YOUR INSTRUCTIONS:
Once the pictures are set aside, transcribe the remaining data exactly.

::::::

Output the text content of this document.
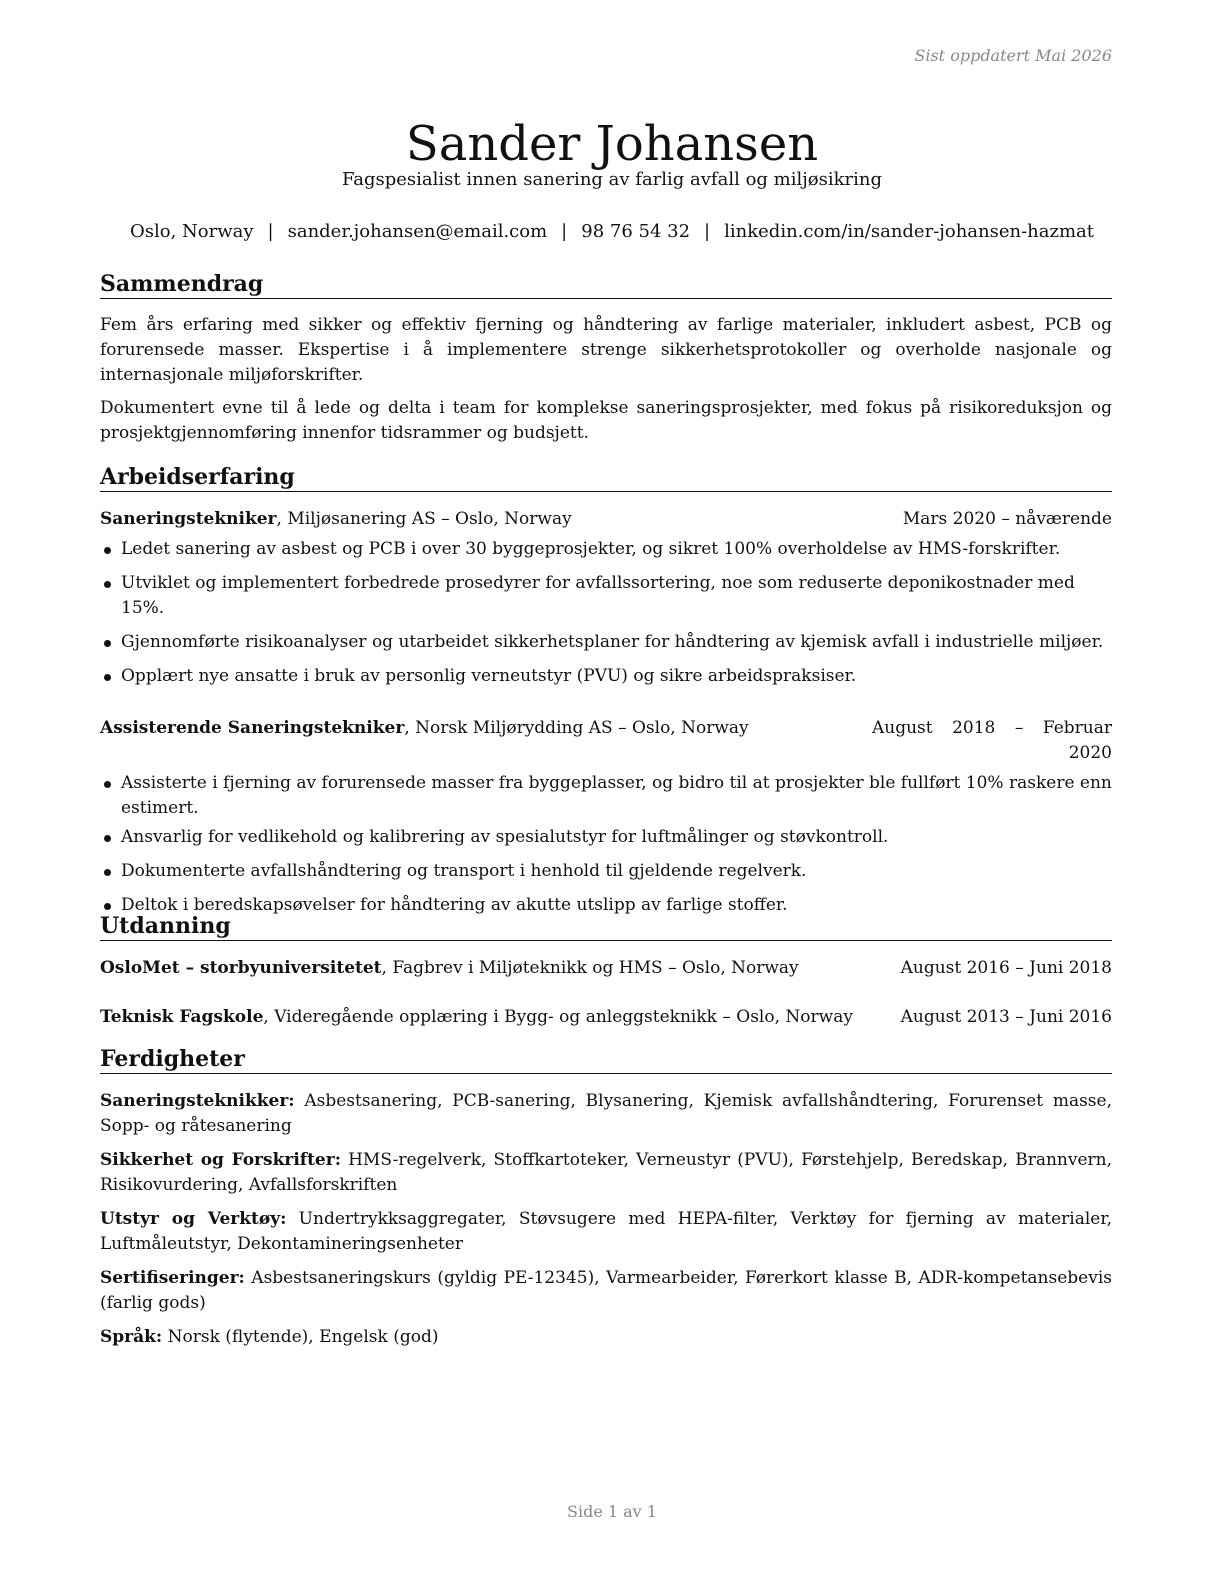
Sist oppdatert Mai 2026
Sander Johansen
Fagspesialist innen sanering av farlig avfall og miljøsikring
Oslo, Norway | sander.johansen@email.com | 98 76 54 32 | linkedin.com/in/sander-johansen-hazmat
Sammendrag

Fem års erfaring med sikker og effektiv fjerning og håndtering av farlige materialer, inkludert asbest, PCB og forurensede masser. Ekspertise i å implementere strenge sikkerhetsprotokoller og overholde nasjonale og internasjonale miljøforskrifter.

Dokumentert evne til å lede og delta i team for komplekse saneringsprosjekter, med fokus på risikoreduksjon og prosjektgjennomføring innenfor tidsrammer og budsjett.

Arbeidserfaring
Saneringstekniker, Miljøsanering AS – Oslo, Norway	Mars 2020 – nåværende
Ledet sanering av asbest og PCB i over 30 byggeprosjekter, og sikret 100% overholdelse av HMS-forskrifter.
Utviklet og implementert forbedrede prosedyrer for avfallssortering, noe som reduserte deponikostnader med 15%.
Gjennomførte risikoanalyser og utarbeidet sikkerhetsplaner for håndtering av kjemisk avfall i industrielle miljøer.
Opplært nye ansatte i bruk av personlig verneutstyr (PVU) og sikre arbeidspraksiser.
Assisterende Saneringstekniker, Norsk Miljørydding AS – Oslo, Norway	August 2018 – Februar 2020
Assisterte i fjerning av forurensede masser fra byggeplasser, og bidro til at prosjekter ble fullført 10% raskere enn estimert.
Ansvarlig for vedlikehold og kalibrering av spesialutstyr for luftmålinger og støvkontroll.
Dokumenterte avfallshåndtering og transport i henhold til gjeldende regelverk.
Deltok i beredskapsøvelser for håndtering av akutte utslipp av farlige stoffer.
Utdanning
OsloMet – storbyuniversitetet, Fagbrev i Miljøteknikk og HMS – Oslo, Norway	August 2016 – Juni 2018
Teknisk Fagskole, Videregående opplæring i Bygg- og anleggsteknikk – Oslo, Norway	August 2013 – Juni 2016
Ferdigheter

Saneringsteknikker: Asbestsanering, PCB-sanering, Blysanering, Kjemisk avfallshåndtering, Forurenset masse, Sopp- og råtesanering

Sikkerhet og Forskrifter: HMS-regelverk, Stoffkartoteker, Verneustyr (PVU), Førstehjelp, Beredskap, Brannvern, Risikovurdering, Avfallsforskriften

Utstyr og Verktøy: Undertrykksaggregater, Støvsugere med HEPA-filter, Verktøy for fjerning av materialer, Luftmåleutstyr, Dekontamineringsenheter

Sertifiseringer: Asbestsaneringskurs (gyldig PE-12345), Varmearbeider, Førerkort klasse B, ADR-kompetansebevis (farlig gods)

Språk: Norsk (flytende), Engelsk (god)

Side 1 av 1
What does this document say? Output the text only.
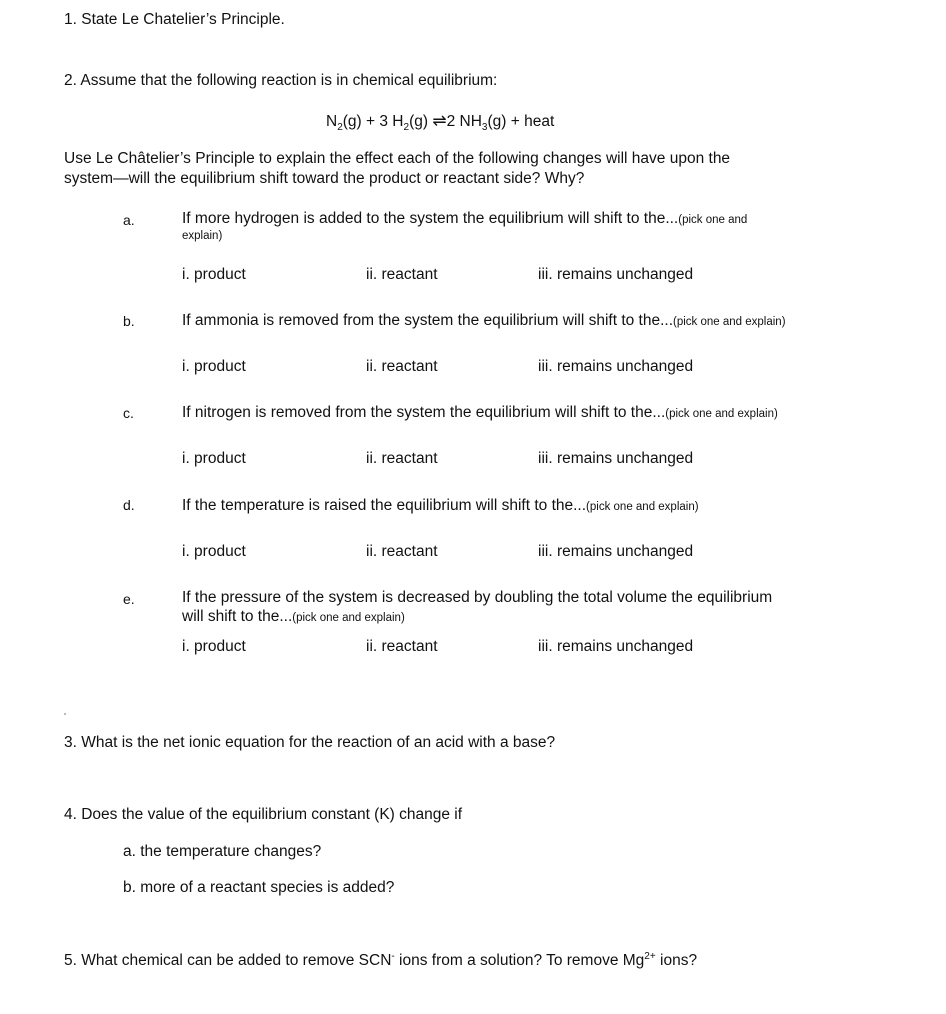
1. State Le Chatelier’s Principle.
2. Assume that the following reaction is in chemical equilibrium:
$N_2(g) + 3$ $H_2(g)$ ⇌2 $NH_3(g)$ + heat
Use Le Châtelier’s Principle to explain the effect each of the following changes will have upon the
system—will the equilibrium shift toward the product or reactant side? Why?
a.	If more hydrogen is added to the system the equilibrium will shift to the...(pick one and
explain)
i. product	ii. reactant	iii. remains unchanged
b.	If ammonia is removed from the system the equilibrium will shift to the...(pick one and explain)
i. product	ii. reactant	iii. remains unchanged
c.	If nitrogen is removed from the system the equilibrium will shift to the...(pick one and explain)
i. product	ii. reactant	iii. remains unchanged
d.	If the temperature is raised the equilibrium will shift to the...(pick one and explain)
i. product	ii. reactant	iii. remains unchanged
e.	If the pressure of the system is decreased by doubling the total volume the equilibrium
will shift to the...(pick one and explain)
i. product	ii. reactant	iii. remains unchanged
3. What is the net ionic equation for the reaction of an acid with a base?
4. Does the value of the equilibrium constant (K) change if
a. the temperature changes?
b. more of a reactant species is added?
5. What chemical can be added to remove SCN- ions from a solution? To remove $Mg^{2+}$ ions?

::::::

OUTPUT:
Output the text content of this document.
Sist oppdatert Mai 2026
Sander Johansen
Fagspesialist innen sanering av farlig avfall og miljøsikring
Oslo, Norway | sander.johansen@email.com | 98 76 54 32 | linkedin.com/in/sander-johansen-hazmat
Sammendrag

Fem års erfaring med sikker og effektiv fjerning og håndtering av farlige materialer, inkludert asbest, PCB og forurensede masser. Ekspertise i å implementere strenge sikkerhetsprotokoller og overholde nasjonale og internasjonale miljøforskrifter.

Dokumentert evne til å lede og delta i team for komplekse saneringsprosjekter, med fokus på risikoreduksjon og prosjektgjennomføring innenfor tidsrammer og budsjett.

Arbeidserfaring
Saneringstekniker, Miljøsanering AS – Oslo, Norway	Mars 2020 – nåværende
Ledet sanering av asbest og PCB i over 30 byggeprosjekter, og sikret 100% overholdelse av HMS-forskrifter.
Utviklet og implementert forbedrede prosedyrer for avfallssortering, noe som reduserte deponikostnader med 15%.
Gjennomførte risikoanalyser og utarbeidet sikkerhetsplaner for håndtering av kjemisk avfall i industrielle miljøer.
Opplært nye ansatte i bruk av personlig verneutstyr (PVU) og sikre arbeidspraksiser.
Assisterende Saneringstekniker, Norsk Miljørydding AS – Oslo, Norway	August 2018 – Februar 2020
Assisterte i fjerning av forurensede masser fra byggeplasser, og bidro til at prosjekter ble fullført 10% raskere enn estimert.
Ansvarlig for vedlikehold og kalibrering av spesialutstyr for luftmålinger og støvkontroll.
Dokumenterte avfallshåndtering og transport i henhold til gjeldende regelverk.
Deltok i beredskapsøvelser for håndtering av akutte utslipp av farlige stoffer.
Utdanning
OsloMet – storbyuniversitetet, Fagbrev i Miljøteknikk og HMS – Oslo, Norway	August 2016 – Juni 2018
Teknisk Fagskole, Videregående opplæring i Bygg- og anleggsteknikk – Oslo, Norway	August 2013 – Juni 2016
Ferdigheter

Saneringsteknikker: Asbestsanering, PCB-sanering, Blysanering, Kjemisk avfallshåndtering, Forurenset masse, Sopp- og råtesanering

Sikkerhet og Forskrifter: HMS-regelverk, Stoffkartoteker, Verneustyr (PVU), Førstehjelp, Beredskap, Brannvern, Risikovurdering, Avfallsforskriften

Utstyr og Verktøy: Undertrykksaggregater, Støvsugere med HEPA-filter, Verktøy for fjerning av materialer, Luftmåleutstyr, Dekontamineringsenheter

Sertifiseringer: Asbestsaneringskurs (gyldig PE-12345), Varmearbeider, Førerkort klasse B, ADR-kompetansebevis (farlig gods)

Språk: Norsk (flytende), Engelsk (god)

Side 1 av 1
What does this document say? Output the text only.
1. State Le Chatelier’s Principle.
2. Assume that the following reaction is in chemical equilibrium:
$N_2(g) + 3$ $H_2(g)$ ⇌2 $NH_3(g)$ + heat
Use Le Châtelier’s Principle to explain the effect each of the following changes will have upon the
system—will the equilibrium shift toward the product or reactant side? Why?
a.	If more hydrogen is added to the system the equilibrium will shift to the...(pick one and
explain)
i. product	ii. reactant	iii. remains unchanged
b.	If ammonia is removed from the system the equilibrium will shift to the...(pick one and explain)
i. product	ii. reactant	iii. remains unchanged
c.	If nitrogen is removed from the system the equilibrium will shift to the...(pick one and explain)
i. product	ii. reactant	iii. remains unchanged
d.	If the temperature is raised the equilibrium will shift to the...(pick one and explain)
i. product	ii. reactant	iii. remains unchanged
e.	If the pressure of the system is decreased by doubling the total volume the equilibrium
will shift to the...(pick one and explain)
i. product	ii. reactant	iii. remains unchanged
3. What is the net ionic equation for the reaction of an acid with a base?
4. Does the value of the equilibrium constant (K) change if
a. the temperature changes?
b. more of a reactant species is added?
5. What chemical can be added to remove SCN- ions from a solution? To remove $Mg^{2+}$ ions?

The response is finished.